WORK REQUIRED: Can you restate the records below word for word?
++++ DATA LISTING ++++
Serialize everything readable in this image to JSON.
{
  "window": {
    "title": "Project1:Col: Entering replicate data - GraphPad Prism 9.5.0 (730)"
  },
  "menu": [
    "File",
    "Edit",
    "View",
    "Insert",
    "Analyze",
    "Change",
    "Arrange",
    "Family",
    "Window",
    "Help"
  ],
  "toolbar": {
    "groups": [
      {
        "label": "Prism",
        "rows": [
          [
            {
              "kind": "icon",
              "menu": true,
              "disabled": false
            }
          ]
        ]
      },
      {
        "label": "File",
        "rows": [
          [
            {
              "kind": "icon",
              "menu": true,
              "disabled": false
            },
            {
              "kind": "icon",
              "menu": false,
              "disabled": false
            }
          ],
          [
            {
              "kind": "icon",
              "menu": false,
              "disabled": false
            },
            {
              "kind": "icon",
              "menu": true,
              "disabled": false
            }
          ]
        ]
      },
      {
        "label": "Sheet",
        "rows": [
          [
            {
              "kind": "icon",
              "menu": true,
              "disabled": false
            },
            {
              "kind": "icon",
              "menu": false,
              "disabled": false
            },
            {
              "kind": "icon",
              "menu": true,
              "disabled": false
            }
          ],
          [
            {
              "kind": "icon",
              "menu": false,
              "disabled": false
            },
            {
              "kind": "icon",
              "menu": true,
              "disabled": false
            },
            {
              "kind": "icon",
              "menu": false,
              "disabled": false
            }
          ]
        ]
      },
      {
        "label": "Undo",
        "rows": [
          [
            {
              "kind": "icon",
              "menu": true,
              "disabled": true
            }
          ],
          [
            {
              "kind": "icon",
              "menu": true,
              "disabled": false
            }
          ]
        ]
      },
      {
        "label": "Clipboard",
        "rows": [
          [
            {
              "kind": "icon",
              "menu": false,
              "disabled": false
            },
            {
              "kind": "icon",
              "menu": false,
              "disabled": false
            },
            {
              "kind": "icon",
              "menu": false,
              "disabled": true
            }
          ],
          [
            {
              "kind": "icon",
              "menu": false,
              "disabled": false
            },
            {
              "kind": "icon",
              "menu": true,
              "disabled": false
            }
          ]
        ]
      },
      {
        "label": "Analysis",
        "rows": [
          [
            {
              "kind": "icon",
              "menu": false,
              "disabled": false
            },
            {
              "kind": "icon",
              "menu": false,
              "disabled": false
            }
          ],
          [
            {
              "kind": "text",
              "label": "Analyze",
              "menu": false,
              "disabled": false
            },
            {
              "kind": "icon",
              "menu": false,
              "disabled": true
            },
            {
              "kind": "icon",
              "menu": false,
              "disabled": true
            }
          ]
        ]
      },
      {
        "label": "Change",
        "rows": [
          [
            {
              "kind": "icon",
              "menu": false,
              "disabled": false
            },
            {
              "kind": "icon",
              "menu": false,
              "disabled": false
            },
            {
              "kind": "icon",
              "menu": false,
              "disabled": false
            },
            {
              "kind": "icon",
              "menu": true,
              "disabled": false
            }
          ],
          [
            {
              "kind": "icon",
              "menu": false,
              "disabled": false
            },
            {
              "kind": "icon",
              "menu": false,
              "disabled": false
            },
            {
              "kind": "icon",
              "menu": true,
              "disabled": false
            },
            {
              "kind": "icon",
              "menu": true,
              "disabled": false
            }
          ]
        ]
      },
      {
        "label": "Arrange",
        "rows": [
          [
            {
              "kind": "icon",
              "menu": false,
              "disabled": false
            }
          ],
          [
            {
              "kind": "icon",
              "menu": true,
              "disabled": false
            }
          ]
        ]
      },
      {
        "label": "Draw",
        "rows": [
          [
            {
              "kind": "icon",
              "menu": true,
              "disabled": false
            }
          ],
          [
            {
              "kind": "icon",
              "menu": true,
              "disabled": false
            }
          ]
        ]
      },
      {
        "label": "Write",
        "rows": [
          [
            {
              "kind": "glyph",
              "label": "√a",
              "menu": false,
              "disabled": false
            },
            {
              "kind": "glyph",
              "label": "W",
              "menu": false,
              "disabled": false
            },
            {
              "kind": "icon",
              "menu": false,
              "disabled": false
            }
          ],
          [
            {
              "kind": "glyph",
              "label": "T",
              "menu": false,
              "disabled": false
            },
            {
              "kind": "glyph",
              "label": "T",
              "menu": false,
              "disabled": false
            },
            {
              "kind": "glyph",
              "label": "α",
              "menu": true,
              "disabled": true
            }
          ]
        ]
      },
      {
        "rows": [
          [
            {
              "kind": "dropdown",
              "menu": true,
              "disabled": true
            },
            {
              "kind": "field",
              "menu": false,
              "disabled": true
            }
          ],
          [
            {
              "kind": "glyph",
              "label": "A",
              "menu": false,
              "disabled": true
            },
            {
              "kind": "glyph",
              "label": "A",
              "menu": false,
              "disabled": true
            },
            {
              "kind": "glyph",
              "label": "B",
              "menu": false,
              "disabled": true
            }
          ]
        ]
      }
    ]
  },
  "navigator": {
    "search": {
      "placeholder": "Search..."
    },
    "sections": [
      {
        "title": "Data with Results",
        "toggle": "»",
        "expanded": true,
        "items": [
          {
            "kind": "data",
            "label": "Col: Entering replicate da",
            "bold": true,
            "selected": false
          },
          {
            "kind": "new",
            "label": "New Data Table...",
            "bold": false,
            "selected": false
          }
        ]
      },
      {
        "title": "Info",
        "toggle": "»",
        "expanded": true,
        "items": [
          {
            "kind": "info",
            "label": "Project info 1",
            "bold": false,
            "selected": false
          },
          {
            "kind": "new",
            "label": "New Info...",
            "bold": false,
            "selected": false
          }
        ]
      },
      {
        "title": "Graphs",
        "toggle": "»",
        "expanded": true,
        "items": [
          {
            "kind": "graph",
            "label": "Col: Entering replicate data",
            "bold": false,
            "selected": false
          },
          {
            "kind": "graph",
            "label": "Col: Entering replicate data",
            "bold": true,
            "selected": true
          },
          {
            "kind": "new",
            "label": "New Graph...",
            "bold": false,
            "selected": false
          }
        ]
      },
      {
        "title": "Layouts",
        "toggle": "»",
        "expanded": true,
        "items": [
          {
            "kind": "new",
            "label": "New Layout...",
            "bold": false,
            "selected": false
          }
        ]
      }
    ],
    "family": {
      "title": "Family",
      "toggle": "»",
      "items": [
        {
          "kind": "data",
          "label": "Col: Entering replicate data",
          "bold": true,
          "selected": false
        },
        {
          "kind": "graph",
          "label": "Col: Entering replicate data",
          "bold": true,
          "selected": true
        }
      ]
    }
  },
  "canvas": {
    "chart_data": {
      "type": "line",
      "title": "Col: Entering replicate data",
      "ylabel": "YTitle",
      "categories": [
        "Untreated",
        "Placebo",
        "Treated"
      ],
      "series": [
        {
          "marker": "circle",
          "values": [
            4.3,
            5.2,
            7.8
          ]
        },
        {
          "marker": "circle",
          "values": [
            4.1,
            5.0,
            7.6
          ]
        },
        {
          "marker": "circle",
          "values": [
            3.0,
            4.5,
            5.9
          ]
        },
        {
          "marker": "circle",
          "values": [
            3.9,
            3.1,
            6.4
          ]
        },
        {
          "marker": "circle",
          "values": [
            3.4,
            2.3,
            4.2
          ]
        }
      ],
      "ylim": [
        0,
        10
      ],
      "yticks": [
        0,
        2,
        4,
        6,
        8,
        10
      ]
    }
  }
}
++++
FULL ANSWER:
Serialize everything readable in this image to JSON.
{
  "window": {
    "title": "Project1:Col: Entering replicate data - GraphPad Prism 9.5.0 (730)"
  },
  "menu": [
    "File",
    "Edit",
    "View",
    "Insert",
    "Analyze",
    "Change",
    "Arrange",
    "Family",
    "Window",
    "Help"
  ],
  "toolbar": {
    "groups": [
      {
        "label": "Prism",
        "rows": [
          [
            {
              "kind": "icon",
              "menu": true,
              "disabled": false
            }
          ]
        ]
      },
      {
        "label": "File",
        "rows": [
          [
            {
              "kind": "icon",
              "menu": true,
              "disabled": false
            },
            {
              "kind": "icon",
              "menu": false,
              "disabled": false
            }
          ],
          [
            {
              "kind": "icon",
              "menu": false,
              "disabled": false
            },
            {
              "kind": "icon",
              "menu": true,
              "disabled": false
            }
          ]
        ]
      },
      {
        "label": "Sheet",
        "rows": [
          [
            {
              "kind": "icon",
              "menu": true,
              "disabled": false
            },
            {
              "kind": "icon",
              "menu": false,
              "disabled": false
            },
            {
              "kind": "icon",
              "menu": true,
              "disabled": false
            }
          ],
          [
            {
              "kind": "icon",
              "menu": false,
              "disabled": false
            },
            {
              "kind": "icon",
              "menu": true,
              "disabled": false
            },
            {
              "kind": "icon",
              "menu": false,
              "disabled": false
            }
          ]
        ]
      },
      {
        "label": "Undo",
        "rows": [
          [
            {
              "kind": "icon",
              "menu": true,
              "disabled": true
            }
          ],
          [
            {
              "kind": "icon",
              "menu": true,
              "disabled": false
            }
          ]
        ]
      },
      {
        "label": "Clipboard",
        "rows": [
          [
            {
              "kind": "icon",
              "menu": false,
              "disabled": false
            },
            {
              "kind": "icon",
              "menu": false,
              "disabled": false
            },
            {
              "kind": "icon",
              "menu": false,
              "disabled": true
            }
          ],
          [
            {
              "kind": "icon",
              "menu": false,
              "disabled": false
            },
            {
              "kind": "icon",
              "menu": true,
              "disabled": false
            }
          ]
        ]
      },
      {
        "label": "Analysis",
        "rows": [
          [
            {
              "kind": "icon",
              "menu": false,
              "disabled": false
            },
            {
              "kind": "icon",
              "menu": false,
              "disabled": false
            }
          ],
          [
            {
              "kind": "text",
              "label": "Analyze",
              "menu": false,
              "disabled": false
            },
            {
              "kind": "icon",
              "menu": false,
              "disabled": true
            },
            {
              "kind": "icon",
              "menu": false,
              "disabled": true
            }
          ]
        ]
      },
      {
        "label": "Change",
        "rows": [
          [
            {
              "kind": "icon",
              "menu": false,
              "disabled": false
            },
            {
              "kind": "icon",
              "menu": false,
              "disabled": false
            },
            {
              "kind": "icon",
              "menu": false,
              "disabled": false
            },
            {
              "kind": "icon",
              "menu": true,
              "disabled": false
            }
          ],
          [
            {
              "kind": "icon",
              "menu": false,
              "disabled": false
            },
            {
              "kind": "icon",
              "menu": false,
              "disabled": false
            },
            {
              "kind": "icon",
              "menu": true,
              "disabled": false
            },
            {
              "kind": "icon",
              "menu": true,
              "disabled": false
            }
          ]
        ]
      },
      {
        "label": "Arrange",
        "rows": [
          [
            {
              "kind": "icon",
              "menu": false,
              "disabled": false
            }
          ],
          [
            {
              "kind": "icon",
              "menu": true,
              "disabled": false
            }
          ]
        ]
      },
      {
        "label": "Draw",
        "rows": [
          [
            {
              "kind": "icon",
              "menu": true,
              "disabled": false
            }
          ],
          [
            {
              "kind": "icon",
              "menu": true,
              "disabled": false
            }
          ]
        ]
      },
      {
        "label": "Write",
        "rows": [
          [
            {
              "kind": "glyph",
              "label": "√a",
              "menu": false,
              "disabled": false
            },
            {
              "kind": "glyph",
              "label": "W",
              "menu": false,
              "disabled": false
            },
            {
              "kind": "icon",
              "menu": false,
              "disabled": false
            }
          ],
          [
            {
              "kind": "glyph",
              "label": "T",
              "menu": false,
              "disabled": false
            },
            {
              "kind": "glyph",
              "label": "T",
              "menu": false,
              "disabled": false
            },
            {
              "kind": "glyph",
              "label": "α",
              "menu": true,
              "disabled": true
            }
          ]
        ]
      },
      {
        "rows": [
          [
            {
              "kind": "dropdown",
              "menu": true,
              "disabled": true
            },
            {
              "kind": "field",
              "menu": false,
              "disabled": true
            }
          ],
          [
            {
              "kind": "glyph",
              "label": "A",
              "menu": false,
              "disabled": true
            },
            {
              "kind": "glyph",
              "label": "A",
              "menu": false,
              "disabled": true
            },
            {
              "kind": "glyph",
              "label": "B",
              "menu": false,
              "disabled": true
            }
          ]
        ]
      }
    ]
  },
  "navigator": {
    "search": {
      "placeholder": "Search..."
    },
    "sections": [
      {
        "title": "Data with Results",
        "toggle": "»",
        "expanded": true,
        "items": [
          {
            "kind": "data",
            "label": "Col: Entering replicate da",
            "bold": true,
            "selected": false
          },
          {
            "kind": "new",
            "label": "New Data Table...",
            "bold": false,
            "selected": false
          }
        ]
      },
      {
        "title": "Info",
        "toggle": "»",
        "expanded": true,
        "items": [
          {
            "kind": "info",
            "label": "Project info 1",
            "bold": false,
            "selected": false
          },
          {
            "kind": "new",
            "label": "New Info...",
            "bold": false,
            "selected": false
          }
        ]
      },
      {
        "title": "Graphs",
        "toggle": "»",
        "expanded": true,
        "items": [
          {
            "kind": "graph",
            "label": "Col: Entering replicate data",
            "bold": false,
            "selected": false
          },
          {
            "kind": "graph",
            "label": "Col: Entering replicate data",
            "bold": true,
            "selected": true
          },
          {
            "kind": "new",
            "label": "New Graph...",
            "bold": false,
            "selected": false
          }
        ]
      },
      {
        "title": "Layouts",
        "toggle": "»",
        "expanded": true,
        "items": [
          {
            "kind": "new",
            "label": "New Layout...",
            "bold": false,
            "selected": false
          }
        ]
      }
    ],
    "family": {
      "title": "Family",
      "toggle": "»",
      "items": [
        {
          "kind": "data",
          "label": "Col: Entering replicate data",
          "bold": true,
          "selected": false
        },
        {
          "kind": "graph",
          "label": "Col: Entering replicate data",
          "bold": true,
          "selected": true
        }
      ]
    }
  },
  "canvas": {
    "chart_data": {
      "type": "line",
      "title": "Col: Entering replicate data",
      "ylabel": "YTitle",
      "categories": [
        "Untreated",
        "Placebo",
        "Treated"
      ],
      "series": [
        {
          "marker": "circle",
          "values": [
            4.3,
            5.2,
            7.8
          ]
        },
        {
          "marker": "circle",
          "values": [
            4.1,
            5.0,
            7.6
          ]
        },
        {
          "marker": "circle",
          "values": [
            3.0,
            4.5,
            5.9
          ]
        },
        {
          "marker": "circle",
          "values": [
            3.9,
            3.1,
            6.4
          ]
        },
        {
          "marker": "circle",
          "values": [
            3.4,
            2.3,
            4.2
          ]
        }
      ],
      "ylim": [
        0,
        10
      ],
      "yticks": [
        0,
        2,
        4,
        6,
        8,
        10
      ]
    }
  }
}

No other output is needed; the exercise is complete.